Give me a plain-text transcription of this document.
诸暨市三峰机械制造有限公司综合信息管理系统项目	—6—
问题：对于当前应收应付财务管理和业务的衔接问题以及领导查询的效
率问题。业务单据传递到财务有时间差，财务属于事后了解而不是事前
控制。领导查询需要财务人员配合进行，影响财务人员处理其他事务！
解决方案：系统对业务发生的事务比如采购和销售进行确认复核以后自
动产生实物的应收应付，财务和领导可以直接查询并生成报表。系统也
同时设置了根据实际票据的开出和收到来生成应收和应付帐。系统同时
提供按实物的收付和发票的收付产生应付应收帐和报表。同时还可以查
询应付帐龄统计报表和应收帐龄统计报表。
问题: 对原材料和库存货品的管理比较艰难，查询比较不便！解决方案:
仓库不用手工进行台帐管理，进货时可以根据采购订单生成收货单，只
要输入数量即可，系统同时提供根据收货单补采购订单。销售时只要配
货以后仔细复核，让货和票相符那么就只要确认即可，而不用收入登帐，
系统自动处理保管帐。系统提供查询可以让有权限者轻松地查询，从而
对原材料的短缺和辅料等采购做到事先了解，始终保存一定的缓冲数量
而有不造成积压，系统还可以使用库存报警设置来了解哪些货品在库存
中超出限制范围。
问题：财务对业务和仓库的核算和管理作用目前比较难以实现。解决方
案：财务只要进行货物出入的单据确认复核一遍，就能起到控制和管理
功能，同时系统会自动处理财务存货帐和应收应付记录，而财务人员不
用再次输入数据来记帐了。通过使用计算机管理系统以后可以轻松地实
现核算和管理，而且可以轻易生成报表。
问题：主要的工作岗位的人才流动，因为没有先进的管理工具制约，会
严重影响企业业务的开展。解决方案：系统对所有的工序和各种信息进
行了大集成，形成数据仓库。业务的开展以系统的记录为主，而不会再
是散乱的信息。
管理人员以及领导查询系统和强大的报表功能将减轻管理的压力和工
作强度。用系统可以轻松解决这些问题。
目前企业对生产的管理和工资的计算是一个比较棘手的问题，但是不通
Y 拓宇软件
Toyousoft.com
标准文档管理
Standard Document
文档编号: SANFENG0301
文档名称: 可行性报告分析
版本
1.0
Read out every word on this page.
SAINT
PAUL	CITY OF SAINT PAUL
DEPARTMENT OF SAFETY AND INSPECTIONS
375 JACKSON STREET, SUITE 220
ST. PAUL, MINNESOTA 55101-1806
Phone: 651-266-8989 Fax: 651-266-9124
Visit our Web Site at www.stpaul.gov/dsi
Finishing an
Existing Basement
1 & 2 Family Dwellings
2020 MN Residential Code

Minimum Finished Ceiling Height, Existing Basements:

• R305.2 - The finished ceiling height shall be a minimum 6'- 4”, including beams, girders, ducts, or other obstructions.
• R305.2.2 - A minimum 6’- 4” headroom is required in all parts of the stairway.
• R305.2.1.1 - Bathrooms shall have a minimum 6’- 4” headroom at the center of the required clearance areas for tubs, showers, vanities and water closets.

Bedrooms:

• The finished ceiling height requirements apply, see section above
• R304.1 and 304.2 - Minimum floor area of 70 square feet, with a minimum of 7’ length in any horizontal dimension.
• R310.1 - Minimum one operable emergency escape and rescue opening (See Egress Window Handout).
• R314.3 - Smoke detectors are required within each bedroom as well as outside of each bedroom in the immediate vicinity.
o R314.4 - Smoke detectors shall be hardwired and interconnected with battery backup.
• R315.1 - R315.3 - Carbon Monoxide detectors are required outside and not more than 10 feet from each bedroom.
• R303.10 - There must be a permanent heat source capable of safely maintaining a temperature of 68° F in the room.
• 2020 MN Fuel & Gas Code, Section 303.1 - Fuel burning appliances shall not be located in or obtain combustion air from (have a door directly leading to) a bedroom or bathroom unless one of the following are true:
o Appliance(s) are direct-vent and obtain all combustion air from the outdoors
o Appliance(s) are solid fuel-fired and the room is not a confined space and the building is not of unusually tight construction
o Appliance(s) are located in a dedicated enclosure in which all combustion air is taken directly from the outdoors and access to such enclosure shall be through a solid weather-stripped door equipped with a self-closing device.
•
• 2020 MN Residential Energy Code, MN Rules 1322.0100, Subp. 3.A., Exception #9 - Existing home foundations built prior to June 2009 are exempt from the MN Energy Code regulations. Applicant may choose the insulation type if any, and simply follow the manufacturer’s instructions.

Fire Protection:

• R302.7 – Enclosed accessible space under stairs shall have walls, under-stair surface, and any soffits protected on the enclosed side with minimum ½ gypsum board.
------------------------------
Copy out all the entries shown above, character for character.

— The completed task —
Give me a plain-text transcription of this document.
诸暨市三峰机械制造有限公司综合信息管理系统项目	—6—
问题：对于当前应收应付财务管理和业务的衔接问题以及领导查询的效
率问题。业务单据传递到财务有时间差，财务属于事后了解而不是事前
控制。领导查询需要财务人员配合进行，影响财务人员处理其他事务！
解决方案：系统对业务发生的事务比如采购和销售进行确认复核以后自
动产生实物的应收应付，财务和领导可以直接查询并生成报表。系统也
同时设置了根据实际票据的开出和收到来生成应收和应付帐。系统同时
提供按实物的收付和发票的收付产生应付应收帐和报表。同时还可以查
询应付帐龄统计报表和应收帐龄统计报表。
问题: 对原材料和库存货品的管理比较艰难，查询比较不便！解决方案:
仓库不用手工进行台帐管理，进货时可以根据采购订单生成收货单，只
要输入数量即可，系统同时提供根据收货单补采购订单。销售时只要配
货以后仔细复核，让货和票相符那么就只要确认即可，而不用收入登帐，
系统自动处理保管帐。系统提供查询可以让有权限者轻松地查询，从而
对原材料的短缺和辅料等采购做到事先了解，始终保存一定的缓冲数量
而有不造成积压，系统还可以使用库存报警设置来了解哪些货品在库存
中超出限制范围。
问题：财务对业务和仓库的核算和管理作用目前比较难以实现。解决方
案：财务只要进行货物出入的单据确认复核一遍，就能起到控制和管理
功能，同时系统会自动处理财务存货帐和应收应付记录，而财务人员不
用再次输入数据来记帐了。通过使用计算机管理系统以后可以轻松地实
现核算和管理，而且可以轻易生成报表。
问题：主要的工作岗位的人才流动，因为没有先进的管理工具制约，会
严重影响企业业务的开展。解决方案：系统对所有的工序和各种信息进
行了大集成，形成数据仓库。业务的开展以系统的记录为主，而不会再
是散乱的信息。
管理人员以及领导查询系统和强大的报表功能将减轻管理的压力和工
作强度。用系统可以轻松解决这些问题。
目前企业对生产的管理和工资的计算是一个比较棘手的问题，但是不通
Y 拓宇软件
Toyousoft.com
标准文档管理
Standard Document
文档编号: SANFENG0301
文档名称: 可行性报告分析
版本
1.0
Read out every word on this page.
SAINT
PAUL	CITY OF SAINT PAUL
DEPARTMENT OF SAFETY AND INSPECTIONS
375 JACKSON STREET, SUITE 220
ST. PAUL, MINNESOTA 55101-1806
Phone: 651-266-8989 Fax: 651-266-9124
Visit our Web Site at www.stpaul.gov/dsi
Finishing an
Existing Basement
1 & 2 Family Dwellings
2020 MN Residential Code

Minimum Finished Ceiling Height, Existing Basements:

• R305.2 - The finished ceiling height shall be a minimum 6'- 4”, including beams, girders, ducts, or other obstructions.
• R305.2.2 - A minimum 6’- 4” headroom is required in all parts of the stairway.
• R305.2.1.1 - Bathrooms shall have a minimum 6’- 4” headroom at the center of the required clearance areas for tubs, showers, vanities and water closets.

Bedrooms:

• The finished ceiling height requirements apply, see section above
• R304.1 and 304.2 - Minimum floor area of 70 square feet, with a minimum of 7’ length in any horizontal dimension.
• R310.1 - Minimum one operable emergency escape and rescue opening (See Egress Window Handout).
• R314.3 - Smoke detectors are required within each bedroom as well as outside of each bedroom in the immediate vicinity.
o R314.4 - Smoke detectors shall be hardwired and interconnected with battery backup.
• R315.1 - R315.3 - Carbon Monoxide detectors are required outside and not more than 10 feet from each bedroom.
• R303.10 - There must be a permanent heat source capable of safely maintaining a temperature of 68° F in the room.
• 2020 MN Fuel & Gas Code, Section 303.1 - Fuel burning appliances shall not be located in or obtain combustion air from (have a door directly leading to) a bedroom or bathroom unless one of the following are true:
o Appliance(s) are direct-vent and obtain all combustion air from the outdoors
o Appliance(s) are solid fuel-fired and the room is not a confined space and the building is not of unusually tight construction
o Appliance(s) are located in a dedicated enclosure in which all combustion air is taken directly from the outdoors and access to such enclosure shall be through a solid weather-stripped door equipped with a self-closing device.
•
• 2020 MN Residential Energy Code, MN Rules 1322.0100, Subp. 3.A., Exception #9 - Existing home foundations built prior to June 2009 are exempt from the MN Energy Code regulations. Applicant may choose the insulation type if any, and simply follow the manufacturer’s instructions.

Fire Protection:

• R302.7 – Enclosed accessible space under stairs shall have walls, under-stair surface, and any soffits protected on the enclosed side with minimum ½ gypsum board.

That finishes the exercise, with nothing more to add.